List every line below containing "locaux".
▼
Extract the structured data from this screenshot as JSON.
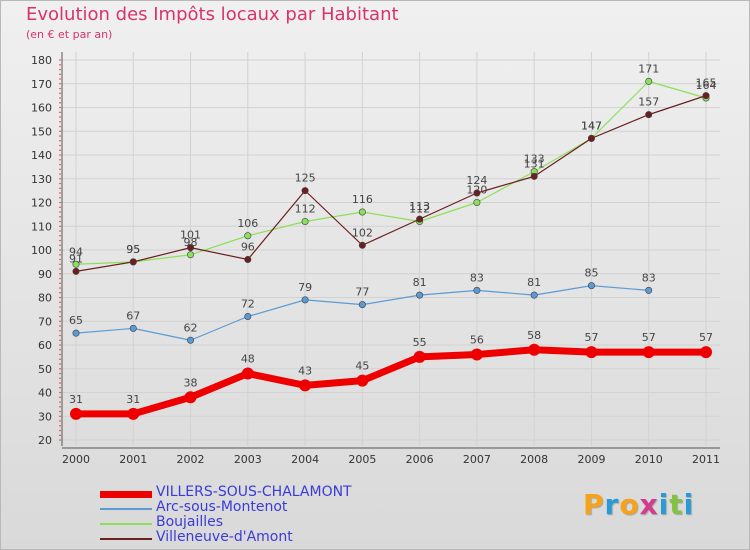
{
  "title": "Evolution des Impôts locaux par Habitant",
  "subtitle": "(en € et par an)",
  "logo": {
    "letters": [
      "P",
      "r",
      "o",
      "x",
      "i",
      "t",
      "i"
    ],
    "colors": [
      "#f6a31b",
      "#2a9ad6",
      "#f6a31b",
      "#d23c8e",
      "#2a9ad6",
      "#82c341",
      "#2a9ad6"
    ]
  },
  "chart_data": {
    "type": "line",
    "title": "Evolution des Impôts locaux par Habitant",
    "subtitle": "(en € et par an)",
    "x": [
      "2000",
      "2001",
      "2002",
      "2003",
      "2004",
      "2005",
      "2006",
      "2007",
      "2008",
      "2009",
      "2010",
      "2011"
    ],
    "ylim": [
      20,
      180
    ],
    "yticks": [
      20,
      30,
      40,
      50,
      60,
      70,
      80,
      90,
      100,
      110,
      120,
      130,
      140,
      150,
      160,
      170,
      180
    ],
    "grid": true,
    "series": [
      {
        "name": "VILLERS-SOUS-CHALAMONT",
        "color": "#ee0000",
        "width": 7,
        "values": [
          31,
          31,
          38,
          48,
          43,
          45,
          55,
          56,
          58,
          57,
          57,
          57
        ]
      },
      {
        "name": "Arc-sous-Montenot",
        "color": "#5b9bd5",
        "width": 1.2,
        "values": [
          65,
          67,
          62,
          72,
          79,
          77,
          81,
          83,
          81,
          85,
          83,
          null
        ]
      },
      {
        "name": "Boujailles",
        "color": "#8be05a",
        "width": 1.2,
        "values": [
          94,
          95,
          98,
          106,
          112,
          116,
          112,
          120,
          133,
          147,
          171,
          164
        ]
      },
      {
        "name": "Villeneuve-d'Amont",
        "color": "#6b1f1f",
        "width": 1.2,
        "values": [
          91,
          95,
          101,
          96,
          125,
          102,
          113,
          124,
          131,
          147,
          157,
          165
        ]
      }
    ]
  }
}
▲
ANSWER IN FULL:
  "title": "Evolution des Impôts locaux par Habitant",
    "title": "Evolution des Impôts locaux par Habitant",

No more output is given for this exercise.